→ **INFORMATION PROVIDED**:
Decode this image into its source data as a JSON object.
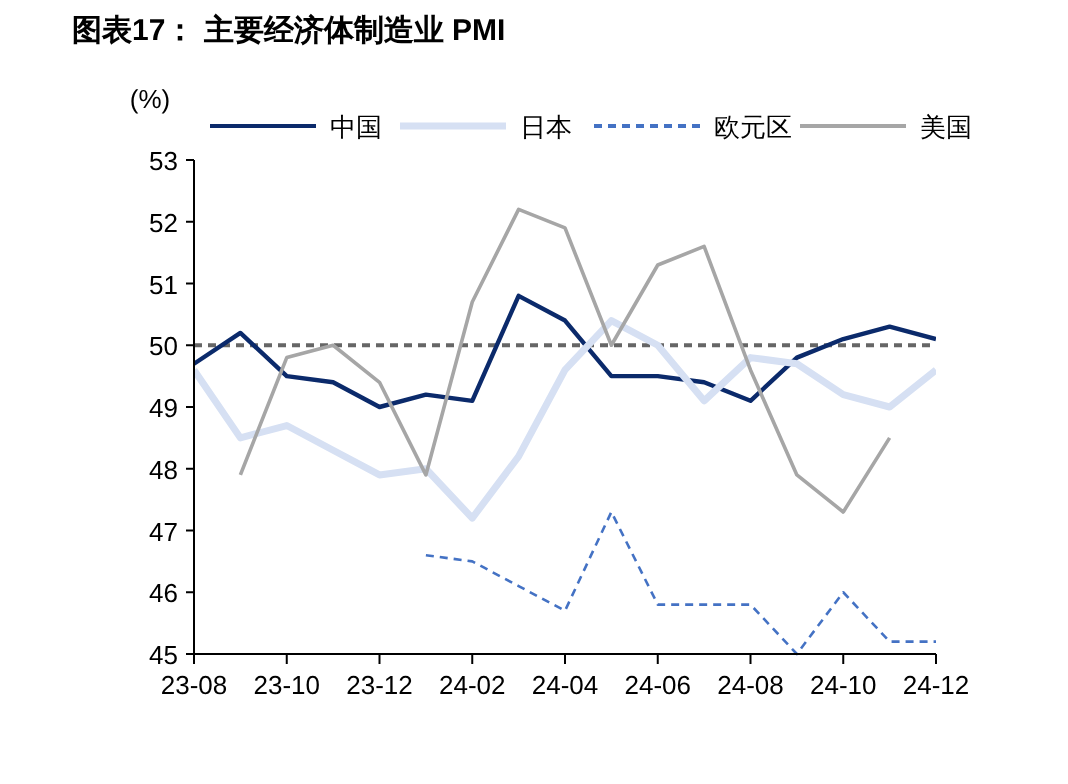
{
  "chart_data": {
    "type": "line",
    "title": "图表17：  主要经济体制造业 PMI",
    "ylabel": "(%)",
    "categories": [
      "23-08",
      null,
      "23-10",
      null,
      "23-12",
      null,
      "24-02",
      null,
      "24-04",
      null,
      "24-06",
      null,
      "24-08",
      null,
      "24-10",
      null,
      "24-12"
    ],
    "series": [
      {
        "name": "中国",
        "color": "#0b2a6b",
        "line_style": "solid",
        "values": [
          49.7,
          50.2,
          49.5,
          49.4,
          49.0,
          49.2,
          49.1,
          50.8,
          50.4,
          49.5,
          49.5,
          49.4,
          49.1,
          49.8,
          50.1,
          50.3,
          50.1
        ]
      },
      {
        "name": "日本",
        "color": "#d6e0f3",
        "line_style": "solid",
        "values": [
          49.6,
          48.5,
          48.7,
          48.3,
          47.9,
          48.0,
          47.2,
          48.2,
          49.6,
          50.4,
          50.0,
          49.1,
          49.8,
          49.7,
          49.2,
          49.0,
          49.6
        ]
      },
      {
        "name": "欧元区",
        "color": "#4472c4",
        "line_style": "dashed",
        "values": [
          null,
          null,
          null,
          null,
          null,
          46.6,
          46.5,
          46.1,
          45.7,
          47.3,
          45.8,
          45.8,
          45.8,
          45.0,
          46.0,
          45.2,
          45.2
        ]
      },
      {
        "name": "美国",
        "color": "#a6a6a6",
        "line_style": "solid",
        "values": [
          null,
          47.9,
          49.8,
          50.0,
          49.4,
          47.9,
          50.7,
          52.2,
          51.9,
          50.0,
          51.3,
          51.6,
          49.6,
          47.9,
          47.3,
          48.5,
          null
        ]
      }
    ],
    "ylim": [
      45,
      53
    ],
    "yticks": [
      45,
      46,
      47,
      48,
      49,
      50,
      51,
      52,
      53
    ],
    "grid": false,
    "legend": "top",
    "marker": "none",
    "ref_lines": [
      {
        "axis": "y",
        "value": 50,
        "label": null,
        "color": "#666666",
        "line_style": "dashed"
      }
    ]
  }
}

→ **TO BE DONE**: Using the entries above, find all lines with "dashed". Copy them.

→ **THE RESULT**:
        "line_style": "dashed",
        "line_style": "dashed"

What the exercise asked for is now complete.